■ **What is expected**: Say how many lines of the listing below contain "Αίτηση", giving the number and nothing else.

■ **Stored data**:
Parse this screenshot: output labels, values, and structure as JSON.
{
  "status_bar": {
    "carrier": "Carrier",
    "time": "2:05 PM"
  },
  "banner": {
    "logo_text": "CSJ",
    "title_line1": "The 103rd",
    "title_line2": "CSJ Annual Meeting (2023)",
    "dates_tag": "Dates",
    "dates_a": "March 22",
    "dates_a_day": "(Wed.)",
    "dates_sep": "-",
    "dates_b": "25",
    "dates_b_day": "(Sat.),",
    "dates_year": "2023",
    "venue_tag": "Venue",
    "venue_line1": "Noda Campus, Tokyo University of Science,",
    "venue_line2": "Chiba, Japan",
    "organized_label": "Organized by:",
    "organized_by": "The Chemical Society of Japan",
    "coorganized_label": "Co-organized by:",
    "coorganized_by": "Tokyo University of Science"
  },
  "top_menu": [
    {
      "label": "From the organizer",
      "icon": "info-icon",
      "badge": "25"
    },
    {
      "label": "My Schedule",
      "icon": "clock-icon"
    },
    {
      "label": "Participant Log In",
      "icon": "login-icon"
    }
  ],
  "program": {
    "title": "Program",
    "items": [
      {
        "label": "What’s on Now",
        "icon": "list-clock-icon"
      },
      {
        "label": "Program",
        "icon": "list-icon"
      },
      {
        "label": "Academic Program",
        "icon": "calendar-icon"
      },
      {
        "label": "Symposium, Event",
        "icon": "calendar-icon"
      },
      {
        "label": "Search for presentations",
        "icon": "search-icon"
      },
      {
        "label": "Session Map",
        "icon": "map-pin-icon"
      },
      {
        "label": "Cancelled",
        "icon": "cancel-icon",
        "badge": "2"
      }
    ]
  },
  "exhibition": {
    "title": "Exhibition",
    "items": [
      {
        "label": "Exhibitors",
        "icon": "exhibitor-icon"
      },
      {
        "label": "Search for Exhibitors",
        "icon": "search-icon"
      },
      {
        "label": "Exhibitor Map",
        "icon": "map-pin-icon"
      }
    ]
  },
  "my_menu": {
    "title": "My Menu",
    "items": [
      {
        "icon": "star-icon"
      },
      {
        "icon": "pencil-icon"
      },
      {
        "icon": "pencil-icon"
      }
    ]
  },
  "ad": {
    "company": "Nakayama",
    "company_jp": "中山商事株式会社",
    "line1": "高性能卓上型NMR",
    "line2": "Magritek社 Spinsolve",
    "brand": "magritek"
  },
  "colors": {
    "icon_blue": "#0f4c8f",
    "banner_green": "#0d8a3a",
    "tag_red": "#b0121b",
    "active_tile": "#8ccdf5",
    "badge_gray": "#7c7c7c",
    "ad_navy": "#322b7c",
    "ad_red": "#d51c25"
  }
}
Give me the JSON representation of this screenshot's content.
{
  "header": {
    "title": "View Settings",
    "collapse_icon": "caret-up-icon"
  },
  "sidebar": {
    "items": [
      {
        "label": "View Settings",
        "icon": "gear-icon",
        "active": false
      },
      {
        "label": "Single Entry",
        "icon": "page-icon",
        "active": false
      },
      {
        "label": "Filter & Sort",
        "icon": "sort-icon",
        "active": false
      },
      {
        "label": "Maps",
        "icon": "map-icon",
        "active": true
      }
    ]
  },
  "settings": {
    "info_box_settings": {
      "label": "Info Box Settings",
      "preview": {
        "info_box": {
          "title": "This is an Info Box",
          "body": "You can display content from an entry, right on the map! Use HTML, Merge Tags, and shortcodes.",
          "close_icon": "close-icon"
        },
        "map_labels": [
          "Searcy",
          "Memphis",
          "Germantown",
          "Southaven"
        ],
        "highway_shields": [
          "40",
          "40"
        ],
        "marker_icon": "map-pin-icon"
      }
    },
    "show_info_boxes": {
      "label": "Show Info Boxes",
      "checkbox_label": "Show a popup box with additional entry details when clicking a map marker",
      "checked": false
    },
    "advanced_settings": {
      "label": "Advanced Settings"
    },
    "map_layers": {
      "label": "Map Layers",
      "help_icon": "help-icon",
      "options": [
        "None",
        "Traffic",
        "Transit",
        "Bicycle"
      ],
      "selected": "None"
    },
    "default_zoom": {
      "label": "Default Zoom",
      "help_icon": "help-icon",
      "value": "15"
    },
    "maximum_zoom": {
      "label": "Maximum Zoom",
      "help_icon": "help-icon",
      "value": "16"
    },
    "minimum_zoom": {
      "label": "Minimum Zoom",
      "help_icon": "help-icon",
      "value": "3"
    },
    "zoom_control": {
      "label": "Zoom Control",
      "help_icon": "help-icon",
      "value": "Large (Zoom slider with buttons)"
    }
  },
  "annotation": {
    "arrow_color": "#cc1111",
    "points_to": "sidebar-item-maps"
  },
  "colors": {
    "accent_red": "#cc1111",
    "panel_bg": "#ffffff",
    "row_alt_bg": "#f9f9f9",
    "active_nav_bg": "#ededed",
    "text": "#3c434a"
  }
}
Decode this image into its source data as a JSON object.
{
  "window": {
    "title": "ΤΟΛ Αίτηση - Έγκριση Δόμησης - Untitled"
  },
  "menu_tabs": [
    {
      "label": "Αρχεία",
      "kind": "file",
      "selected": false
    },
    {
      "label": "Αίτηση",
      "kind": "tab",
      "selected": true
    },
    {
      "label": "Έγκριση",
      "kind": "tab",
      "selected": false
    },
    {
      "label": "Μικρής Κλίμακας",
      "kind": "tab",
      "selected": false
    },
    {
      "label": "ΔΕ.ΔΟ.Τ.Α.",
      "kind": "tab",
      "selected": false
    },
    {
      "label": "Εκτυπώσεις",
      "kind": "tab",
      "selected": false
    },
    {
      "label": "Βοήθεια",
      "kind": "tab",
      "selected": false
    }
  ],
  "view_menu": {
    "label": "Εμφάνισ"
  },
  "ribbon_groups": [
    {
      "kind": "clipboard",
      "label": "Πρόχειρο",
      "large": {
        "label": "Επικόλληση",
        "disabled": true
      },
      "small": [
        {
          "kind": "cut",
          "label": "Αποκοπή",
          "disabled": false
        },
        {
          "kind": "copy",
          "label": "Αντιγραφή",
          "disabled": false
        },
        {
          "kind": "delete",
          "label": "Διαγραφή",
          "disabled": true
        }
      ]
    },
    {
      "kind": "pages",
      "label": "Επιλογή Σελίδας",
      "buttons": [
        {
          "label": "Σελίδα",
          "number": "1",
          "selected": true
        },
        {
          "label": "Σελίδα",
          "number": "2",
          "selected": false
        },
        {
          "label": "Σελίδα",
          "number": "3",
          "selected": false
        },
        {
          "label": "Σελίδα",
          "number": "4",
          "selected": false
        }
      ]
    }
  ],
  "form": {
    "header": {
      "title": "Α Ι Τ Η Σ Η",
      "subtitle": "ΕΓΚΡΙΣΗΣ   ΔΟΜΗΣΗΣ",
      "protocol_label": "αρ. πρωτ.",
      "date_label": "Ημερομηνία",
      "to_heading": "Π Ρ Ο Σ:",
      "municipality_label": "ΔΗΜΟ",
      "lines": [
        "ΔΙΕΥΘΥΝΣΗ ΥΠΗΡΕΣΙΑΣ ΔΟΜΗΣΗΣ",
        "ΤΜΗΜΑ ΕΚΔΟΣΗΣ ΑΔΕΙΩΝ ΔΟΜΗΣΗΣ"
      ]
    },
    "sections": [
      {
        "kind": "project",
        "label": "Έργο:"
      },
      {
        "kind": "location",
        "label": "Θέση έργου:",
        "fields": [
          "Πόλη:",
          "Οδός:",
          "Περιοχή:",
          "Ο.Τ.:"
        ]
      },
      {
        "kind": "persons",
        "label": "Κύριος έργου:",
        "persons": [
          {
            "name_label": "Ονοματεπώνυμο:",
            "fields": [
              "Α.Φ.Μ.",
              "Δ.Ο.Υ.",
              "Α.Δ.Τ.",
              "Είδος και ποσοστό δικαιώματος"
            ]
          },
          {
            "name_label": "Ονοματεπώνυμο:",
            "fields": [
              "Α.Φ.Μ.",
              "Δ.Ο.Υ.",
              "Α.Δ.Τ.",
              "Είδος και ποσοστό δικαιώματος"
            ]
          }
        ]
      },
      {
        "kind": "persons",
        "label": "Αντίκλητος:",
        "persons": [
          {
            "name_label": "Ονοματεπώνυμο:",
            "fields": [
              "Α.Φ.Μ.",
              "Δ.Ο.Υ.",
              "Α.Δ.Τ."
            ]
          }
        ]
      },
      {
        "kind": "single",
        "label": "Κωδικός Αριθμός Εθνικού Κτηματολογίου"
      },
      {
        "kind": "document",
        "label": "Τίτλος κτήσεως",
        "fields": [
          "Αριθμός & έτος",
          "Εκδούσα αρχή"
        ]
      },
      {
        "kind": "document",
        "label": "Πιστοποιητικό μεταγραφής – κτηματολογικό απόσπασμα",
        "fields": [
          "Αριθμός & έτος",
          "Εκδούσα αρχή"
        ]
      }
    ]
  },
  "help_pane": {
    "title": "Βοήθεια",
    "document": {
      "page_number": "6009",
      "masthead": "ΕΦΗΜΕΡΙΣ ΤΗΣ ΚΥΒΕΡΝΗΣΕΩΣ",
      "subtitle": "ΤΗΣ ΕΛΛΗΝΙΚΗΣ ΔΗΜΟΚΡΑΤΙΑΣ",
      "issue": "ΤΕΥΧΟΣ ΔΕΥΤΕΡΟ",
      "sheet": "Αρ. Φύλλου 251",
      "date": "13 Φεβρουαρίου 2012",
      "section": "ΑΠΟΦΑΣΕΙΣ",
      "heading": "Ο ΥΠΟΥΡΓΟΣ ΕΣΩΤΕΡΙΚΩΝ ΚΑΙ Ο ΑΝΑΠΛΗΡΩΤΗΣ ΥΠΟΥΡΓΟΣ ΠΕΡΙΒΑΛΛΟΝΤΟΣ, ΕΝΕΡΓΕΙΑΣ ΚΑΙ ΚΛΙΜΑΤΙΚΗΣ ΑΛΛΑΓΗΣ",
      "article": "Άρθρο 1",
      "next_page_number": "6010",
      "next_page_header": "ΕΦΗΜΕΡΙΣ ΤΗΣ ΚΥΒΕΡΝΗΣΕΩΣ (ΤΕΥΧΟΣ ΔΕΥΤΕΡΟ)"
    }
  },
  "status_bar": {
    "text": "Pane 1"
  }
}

■ **Solution below**: 2